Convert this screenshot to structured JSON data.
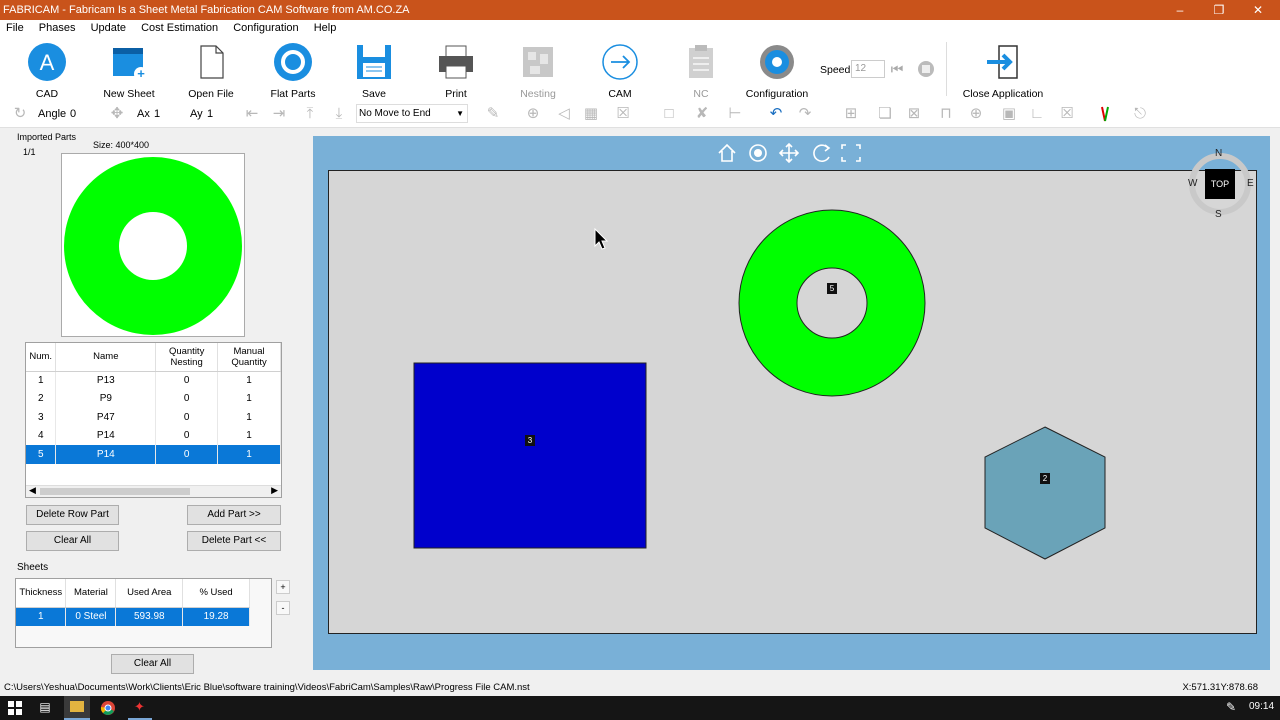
{
  "window": {
    "title": "FABRICAM - Fabricam Is a Sheet Metal Fabrication CAM Software from AM.CO.ZA"
  },
  "menu": [
    "File",
    "Phases",
    "Update",
    "Cost Estimation",
    "Configuration",
    "Help"
  ],
  "ribbon": {
    "cad": "CAD",
    "new_sheet": "New Sheet",
    "open_file": "Open File",
    "flat_parts": "Flat Parts",
    "save": "Save",
    "print": "Print",
    "nesting": "Nesting",
    "cam": "CAM",
    "nc": "NC",
    "configuration": "Configuration",
    "speed_label": "Speed",
    "speed_value": "12",
    "close_application": "Close Application"
  },
  "toolbar2": {
    "angle_label": "Angle",
    "angle_value": "0",
    "ax_label": "Ax",
    "ax_value": "1",
    "ay_label": "Ay",
    "ay_value": "1",
    "move_select": "No Move to End"
  },
  "imported_parts": {
    "title": "Imported Parts",
    "counter": "1/1",
    "size": "Size: 400*400"
  },
  "parts_table": {
    "headers": {
      "num": "Num.",
      "name": "Name",
      "qty_nesting": "Quantity Nesting",
      "manual_qty": "Manual Quantity"
    },
    "rows": [
      {
        "num": "1",
        "name": "P13",
        "qty_nesting": "0",
        "manual_qty": "1"
      },
      {
        "num": "2",
        "name": "P9",
        "qty_nesting": "0",
        "manual_qty": "1"
      },
      {
        "num": "3",
        "name": "P47",
        "qty_nesting": "0",
        "manual_qty": "1"
      },
      {
        "num": "4",
        "name": "P14",
        "qty_nesting": "0",
        "manual_qty": "1"
      },
      {
        "num": "5",
        "name": "P14",
        "qty_nesting": "0",
        "manual_qty": "1"
      }
    ]
  },
  "buttons": {
    "delete_row_part": "Delete Row Part",
    "add_part": "Add Part >>",
    "clear_all": "Clear All",
    "delete_part": "Delete Part <<",
    "sheets_clear_all": "Clear All"
  },
  "sheets": {
    "title": "Sheets",
    "headers": {
      "thickness": "Thickness",
      "material": "Material",
      "used_area": "Used Area",
      "pct_used": "% Used"
    },
    "row": {
      "thickness": "1",
      "material": "0  Steel",
      "used_area": "593.98",
      "pct_used": "19.28"
    }
  },
  "canvas": {
    "compass": {
      "n": "N",
      "s": "S",
      "e": "E",
      "w": "W",
      "view": "TOP"
    },
    "markers": {
      "rect": "3",
      "ring": "5",
      "hex": "2"
    },
    "colors": {
      "ring": "#00ff00",
      "rect": "#0000cc",
      "hex": "#6aa3b8",
      "sheet": "#d6d6d6"
    }
  },
  "status": {
    "path": "C:\\Users\\Yeshua\\Documents\\Work\\Clients\\Eric Blue\\software training\\Videos\\FabriCam\\Samples\\Raw\\Progress File CAM.nst",
    "coords": "X:571.31Y:878.68"
  },
  "taskbar": {
    "time": "09:14"
  }
}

→ **Instructions for the task**: Which lines contain "File"? Show each of them.

→ **In response**:
    "File",
    "open_file": "Open File",
    "path": "C:\\Users\\Yeshua\\Documents\\Work\\Clients\\Eric Blue\\software training\\Videos\\FabriCam\\Samples\\Raw\\Progress File CAM.nst",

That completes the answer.